* _To do_:
Scan each line of the records for the word "this" and extract the ones that have it.
>> begin
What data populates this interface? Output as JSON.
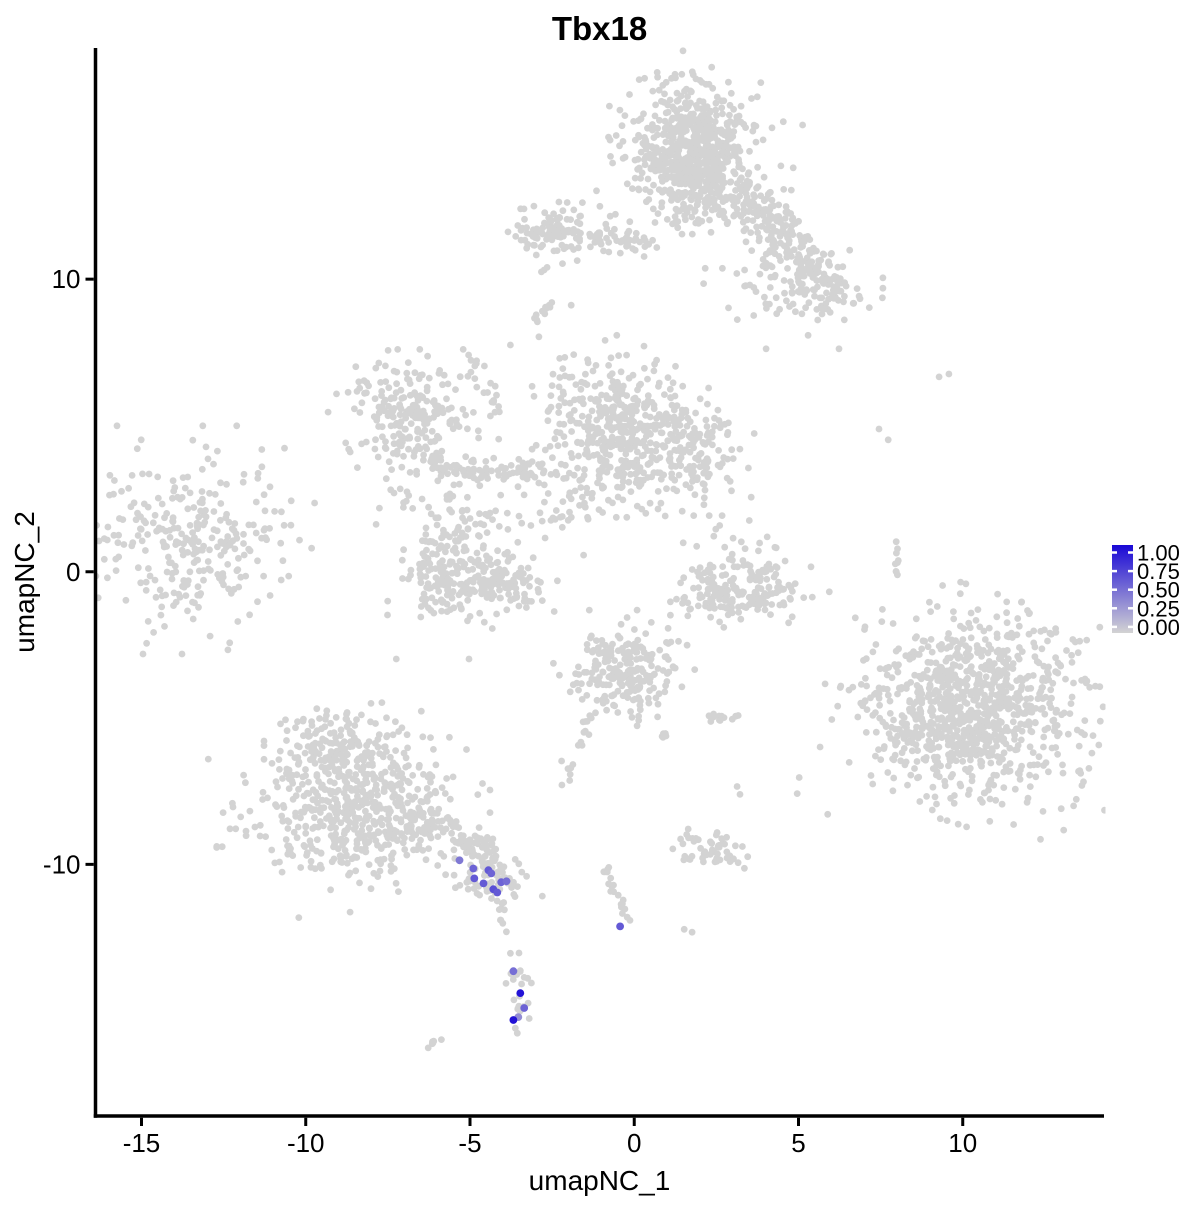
{
  "title": "Tbx18",
  "axes": {
    "x": {
      "label": "umapNC_1",
      "ticks": [
        -15,
        -10,
        -5,
        0,
        5,
        10
      ],
      "range": [
        -16.4,
        14.3
      ]
    },
    "y": {
      "label": "umapNC_2",
      "ticks": [
        10,
        0,
        -10
      ],
      "range": [
        -18.6,
        17.9
      ]
    }
  },
  "legend": {
    "labels": [
      "1.00",
      "0.75",
      "0.50",
      "0.25",
      "0.00"
    ],
    "low_color": "#D3D3D3",
    "high_color": "#1908D6"
  },
  "colors": {
    "background": "#FFFFFF",
    "axis": "#000000",
    "gray_point": "#D3D3D3"
  },
  "chart_data": {
    "type": "scatter",
    "x_range": [
      -16.4,
      14.3
    ],
    "y_range": [
      -18.6,
      17.9
    ],
    "grid": false,
    "legend_position": "right",
    "point_radius_px": 3.4,
    "clusters": [
      {
        "type": "gauss",
        "cx": 1.79,
        "cy": 14.27,
        "sx": 0.82,
        "sy": 1.05,
        "n": 560
      },
      {
        "type": "gauss",
        "cx": 1.79,
        "cy": 14.27,
        "sx": 1.3,
        "sy": 1.5,
        "n": 160
      },
      {
        "type": "strand",
        "x1": 3.04,
        "y1": 13.04,
        "mx": 4.78,
        "my": 11.43,
        "x2": 6.18,
        "y2": 9.15,
        "n": 240,
        "jitter": 0.42
      },
      {
        "type": "gauss",
        "cx": 4.84,
        "cy": 9.83,
        "sx": 1.05,
        "sy": 0.85,
        "n": 80
      },
      {
        "type": "gauss",
        "cx": -2.34,
        "cy": 11.6,
        "sx": 0.62,
        "sy": 0.52,
        "n": 110
      },
      {
        "type": "strand",
        "x1": -1.46,
        "y1": 11.37,
        "x2": 0.52,
        "y2": 11.26,
        "n": 40,
        "jitter": 0.2
      },
      {
        "type": "strand",
        "x1": -3.13,
        "y1": 8.53,
        "x2": -2.52,
        "y2": 9.11,
        "n": 12,
        "jitter": 0.07
      },
      {
        "type": "gauss",
        "cx": -6.85,
        "cy": 5.39,
        "sx": 0.95,
        "sy": 0.85,
        "n": 220
      },
      {
        "type": "strand",
        "x1": -6.48,
        "y1": 3.92,
        "mx": -4.65,
        "my": 3.14,
        "x2": -2.68,
        "y2": 3.52,
        "n": 85,
        "jitter": 0.2
      },
      {
        "type": "gauss",
        "cx": -6.11,
        "cy": 2.66,
        "sx": 0.85,
        "sy": 0.55,
        "n": 30
      },
      {
        "type": "strand",
        "x1": -4.14,
        "y1": 5.39,
        "x2": -5.02,
        "y2": 7.51,
        "n": 20,
        "jitter": 0.12
      },
      {
        "type": "gauss",
        "cx": -0.64,
        "cy": 4.85,
        "sx": 0.95,
        "sy": 1.15,
        "n": 360
      },
      {
        "type": "gauss",
        "cx": -0.64,
        "cy": 4.85,
        "sx": 1.5,
        "sy": 1.5,
        "n": 70
      },
      {
        "type": "gauss",
        "cx": 1.83,
        "cy": 4.13,
        "sx": 0.8,
        "sy": 0.85,
        "n": 160
      },
      {
        "type": "gauss",
        "cx": -2.07,
        "cy": 2.56,
        "sx": 1.05,
        "sy": 0.8,
        "n": 40
      },
      {
        "type": "gauss",
        "cx": -6.08,
        "cy": -0.27,
        "sx": 0.55,
        "sy": 0.62,
        "n": 100
      },
      {
        "type": "gauss",
        "cx": -4.29,
        "cy": -0.51,
        "sx": 0.75,
        "sy": 0.55,
        "n": 140
      },
      {
        "type": "gauss",
        "cx": -5.66,
        "cy": 1.02,
        "sx": 0.5,
        "sy": 0.42,
        "n": 45
      },
      {
        "type": "gauss",
        "cx": -4.96,
        "cy": 1.64,
        "sx": 1.1,
        "sy": 0.45,
        "n": 30
      },
      {
        "type": "gauss",
        "cx": 2.4,
        "cy": -0.51,
        "sx": 0.5,
        "sy": 0.5,
        "n": 70
      },
      {
        "type": "gauss",
        "cx": 3.99,
        "cy": -0.48,
        "sx": 0.55,
        "sy": 0.5,
        "n": 70
      },
      {
        "type": "gauss",
        "cx": 3.19,
        "cy": -1.02,
        "sx": 0.8,
        "sy": 0.35,
        "n": 55
      },
      {
        "type": "gauss",
        "cx": 3.04,
        "cy": 0.82,
        "sx": 0.9,
        "sy": 0.55,
        "n": 22
      },
      {
        "type": "gauss",
        "cx": -13.63,
        "cy": 1.09,
        "sx": 1.5,
        "sy": 1.5,
        "n": 260
      },
      {
        "type": "gauss",
        "cx": -11.8,
        "cy": 1.09,
        "sx": 0.9,
        "sy": 1.3,
        "n": 22
      },
      {
        "type": "gauss",
        "cx": 10.31,
        "cy": -4.64,
        "sx": 1.55,
        "sy": 1.5,
        "n": 820,
        "angle": -20
      },
      {
        "type": "gauss",
        "cx": 10.31,
        "cy": -4.64,
        "sx": 2.1,
        "sy": 1.9,
        "n": 110,
        "angle": -20
      },
      {
        "type": "strand",
        "x1": 7.67,
        "y1": -5.97,
        "x2": 8.88,
        "y2": -4.85,
        "n": 35,
        "jitter": 0.28
      },
      {
        "type": "gauss",
        "cx": -8.67,
        "cy": -6.21,
        "sx": 1.0,
        "sy": 0.82,
        "n": 200
      },
      {
        "type": "gauss",
        "cx": -8.55,
        "cy": -8.46,
        "sx": 1.6,
        "sy": 0.95,
        "n": 420
      },
      {
        "type": "gauss",
        "cx": -8.6,
        "cy": -7.4,
        "sx": 2.0,
        "sy": 1.7,
        "n": 70
      },
      {
        "type": "strand",
        "x1": -6.72,
        "y1": -8.26,
        "x2": -4.08,
        "y2": -9.93,
        "n": 85,
        "jitter": 0.26
      },
      {
        "type": "gauss",
        "cx": -4.41,
        "cy": -10.38,
        "sx": 0.62,
        "sy": 0.5,
        "n": 65
      },
      {
        "type": "strand",
        "x1": -4.14,
        "y1": -11.19,
        "x2": -3.95,
        "y2": -12.46,
        "n": 10,
        "jitter": 0.1
      },
      {
        "type": "gauss",
        "cx": -0.33,
        "cy": -3.34,
        "sx": 0.85,
        "sy": 0.78,
        "n": 220
      },
      {
        "type": "strand",
        "x1": -1.25,
        "y1": -4.64,
        "x2": -1.7,
        "y2": -6.01,
        "n": 11,
        "jitter": 0.07
      },
      {
        "type": "strand",
        "x1": 0.67,
        "y1": -4.95,
        "x2": 1.06,
        "y2": -5.87,
        "n": 8,
        "jitter": 0.07
      },
      {
        "type": "strand",
        "x1": 2.19,
        "y1": -4.98,
        "x2": 3.26,
        "y2": -4.91,
        "n": 13,
        "jitter": 0.08
      },
      {
        "type": "gauss",
        "cx": -2.01,
        "cy": -6.93,
        "sx": 0.12,
        "sy": 0.38,
        "n": 7
      },
      {
        "type": "gauss",
        "cx": 2.4,
        "cy": -9.56,
        "sx": 0.52,
        "sy": 0.3,
        "n": 55,
        "angle": -15
      },
      {
        "type": "strand",
        "x1": -0.88,
        "y1": -9.97,
        "mx": -0.7,
        "my": -11.09,
        "x2": 0.0,
        "y2": -11.95,
        "n": 20,
        "jitter": 0.07
      },
      {
        "type": "gauss",
        "cx": -3.47,
        "cy": -14.33,
        "sx": 0.2,
        "sy": 0.55,
        "n": 22
      },
      {
        "type": "strand",
        "x1": -6.24,
        "y1": -16.28,
        "x2": -5.87,
        "y2": -15.94,
        "n": 7,
        "jitter": 0.05
      },
      {
        "type": "strand",
        "x1": 8.03,
        "y1": 0.92,
        "x2": 7.94,
        "y2": -0.51,
        "n": 9,
        "jitter": 0.06
      },
      {
        "type": "dots",
        "pts": [
          [
            3.13,
            -7.34
          ],
          [
            3.22,
            -7.61
          ],
          [
            5.02,
            -7.03
          ],
          [
            4.96,
            -7.58
          ],
          [
            1.52,
            -12.22
          ],
          [
            1.76,
            -12.32
          ],
          [
            -3.77,
            -13.04
          ],
          [
            -3.62,
            -15.6
          ],
          [
            -3.56,
            -15.77
          ],
          [
            -3.23,
            -14.74
          ],
          [
            7.88,
            -1.77
          ],
          [
            7.45,
            4.88
          ],
          [
            7.73,
            4.51
          ],
          [
            9.28,
            6.66
          ],
          [
            9.58,
            6.76
          ],
          [
            -1.92,
            9.11
          ],
          [
            -3.77,
            7.75
          ]
        ]
      }
    ],
    "expressing_points": [
      {
        "x": -5.32,
        "y": -9.86,
        "value": 0.45
      },
      {
        "x": -4.9,
        "y": -10.14,
        "value": 0.55
      },
      {
        "x": -4.87,
        "y": -10.48,
        "value": 0.6
      },
      {
        "x": -4.59,
        "y": -10.65,
        "value": 0.6
      },
      {
        "x": -4.44,
        "y": -10.2,
        "value": 0.6
      },
      {
        "x": -4.35,
        "y": -10.31,
        "value": 0.55
      },
      {
        "x": -4.29,
        "y": -10.85,
        "value": 0.65
      },
      {
        "x": -4.17,
        "y": -10.96,
        "value": 0.6
      },
      {
        "x": -4.05,
        "y": -10.61,
        "value": 0.55
      },
      {
        "x": -3.89,
        "y": -10.58,
        "value": 0.5
      },
      {
        "x": -0.43,
        "y": -12.12,
        "value": 0.6
      },
      {
        "x": -3.68,
        "y": -13.65,
        "value": 0.5
      },
      {
        "x": -3.47,
        "y": -14.4,
        "value": 0.95
      },
      {
        "x": -3.35,
        "y": -14.91,
        "value": 0.55
      },
      {
        "x": -3.53,
        "y": -15.22,
        "value": 0.35
      },
      {
        "x": -3.68,
        "y": -15.32,
        "value": 0.95
      }
    ]
  }
}
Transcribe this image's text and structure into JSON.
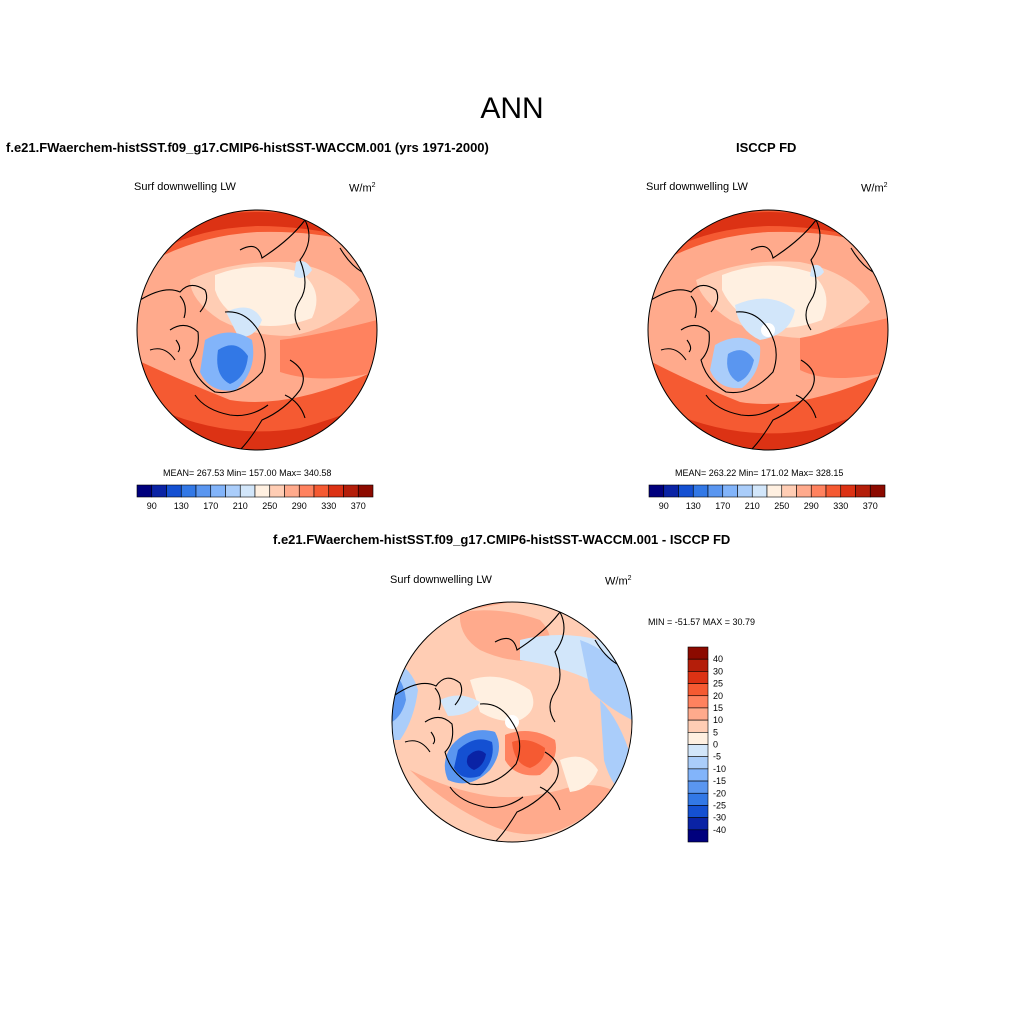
>> end
* _Expected output_:
What data populates this interface? Output as JSON.
Transcribe this image's text and structure into JSON.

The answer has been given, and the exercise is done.